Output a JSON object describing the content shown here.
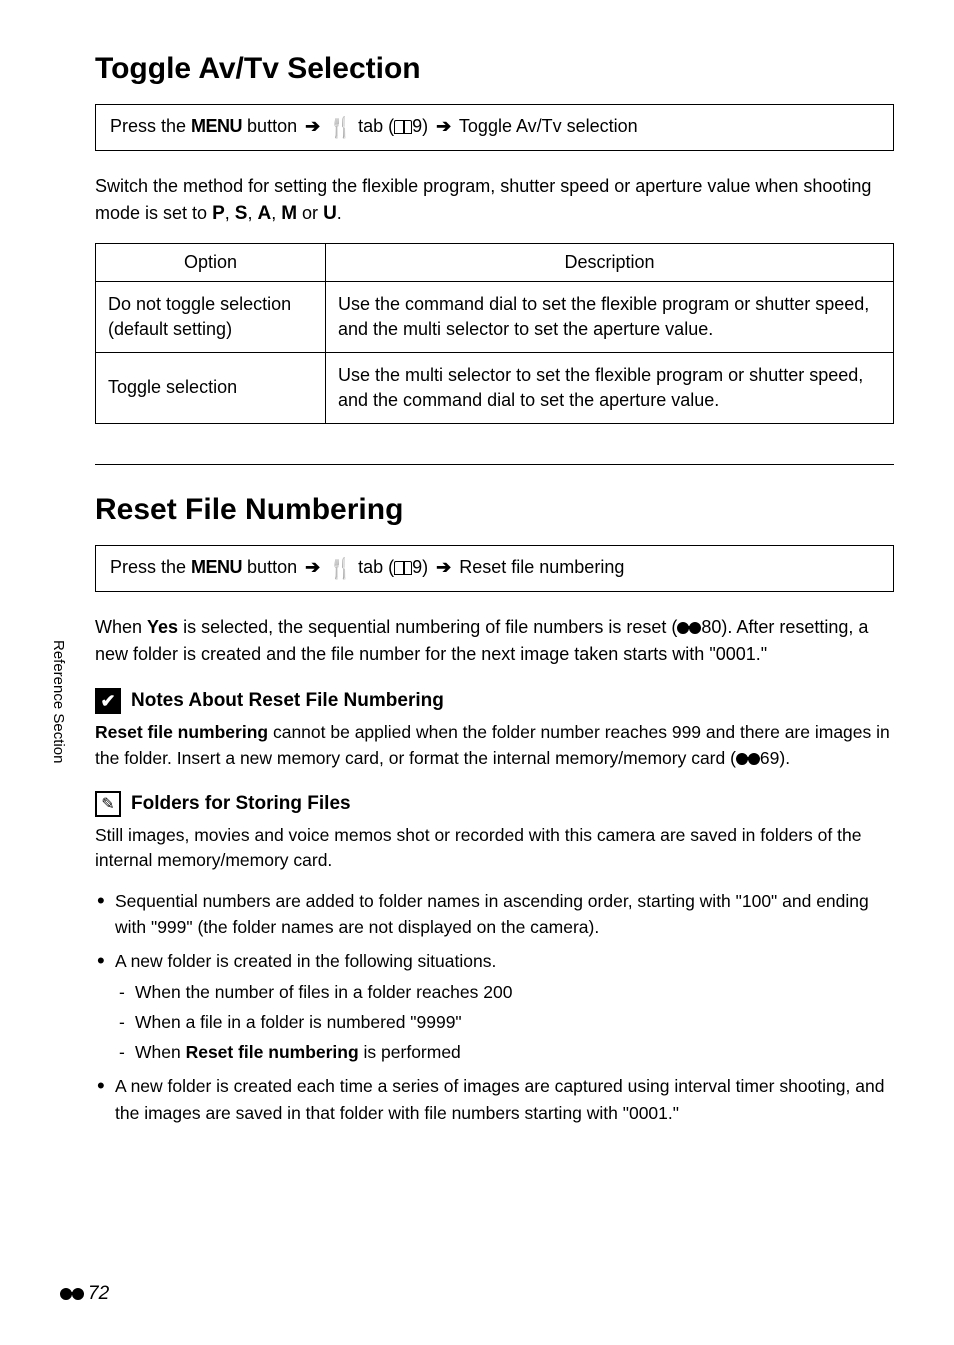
{
  "sidebar": {
    "label": "Reference Section"
  },
  "section1": {
    "heading": "Toggle Av/Tv Selection",
    "nav_prefix": "Press the ",
    "nav_menu": "MENU",
    "nav_button": " button ",
    "nav_tab": " tab (",
    "nav_pageref": "9",
    "nav_close": ") ",
    "nav_item": " Toggle Av/Tv selection",
    "intro_pre": "Switch the method for setting the flexible program, shutter speed or aperture value when shooting mode is set to ",
    "intro_modes": "P, S, A, M or U",
    "intro_post": ".",
    "table": {
      "header_option": "Option",
      "header_description": "Description",
      "rows": [
        {
          "option": "Do not toggle selection (default setting)",
          "description": "Use the command dial to set the flexible program or shutter speed, and the multi selector to set the aperture value."
        },
        {
          "option": "Toggle selection",
          "description": "Use the multi selector to set the flexible program or shutter speed, and the command dial to set the aperture value."
        }
      ]
    }
  },
  "section2": {
    "heading": "Reset File Numbering",
    "nav_prefix": "Press the ",
    "nav_menu": "MENU",
    "nav_button": " button ",
    "nav_tab": " tab (",
    "nav_pageref": "9",
    "nav_close": ") ",
    "nav_item": " Reset file numbering",
    "body1_pre": "When ",
    "body1_yes": "Yes",
    "body1_mid": " is selected, the sequential numbering of file numbers is reset (",
    "body1_ref": "80",
    "body1_post": "). After resetting, a new folder is created and the file number for the next image taken starts with \"0001.\"",
    "note1": {
      "title": "Notes About Reset File Numbering",
      "body_pre": "Reset file numbering",
      "body_mid": " cannot be applied when the folder number reaches 999 and there are images in the folder. Insert a new memory card, or format the internal memory/memory card (",
      "body_ref": "69",
      "body_post": ")."
    },
    "note2": {
      "title": "Folders for Storing Files",
      "intro": "Still images, movies and voice memos shot or recorded with this camera are saved in folders of the internal memory/memory card.",
      "bullets": [
        {
          "text": "Sequential numbers are added to folder names in ascending order, starting with \"100\" and ending with \"999\" (the folder names are not displayed on the camera)."
        },
        {
          "text": "A new folder is created in the following situations.",
          "subs": [
            "When the number of files in a folder reaches 200",
            "When a file in a folder is numbered \"9999\"",
            {
              "pre": "When ",
              "bold": "Reset file numbering",
              "post": " is performed"
            }
          ]
        },
        {
          "text": "A new folder is created each time a series of images are captured using interval timer shooting, and the images are saved in that folder with file numbers starting with \"0001.\""
        }
      ]
    }
  },
  "footer": {
    "page": "72"
  }
}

******************************

**TASK TO CARRY OUT:**
Copy every line in the entries above that has the string "dial" in it.

**OUTPUT OF THE TASK:**
          "description": "Use the command dial to set the flexible program or shutter speed, and the multi selector to set the aperture value."
          "description": "Use the multi selector to set the flexible program or shutter speed, and the command dial to set the aperture value."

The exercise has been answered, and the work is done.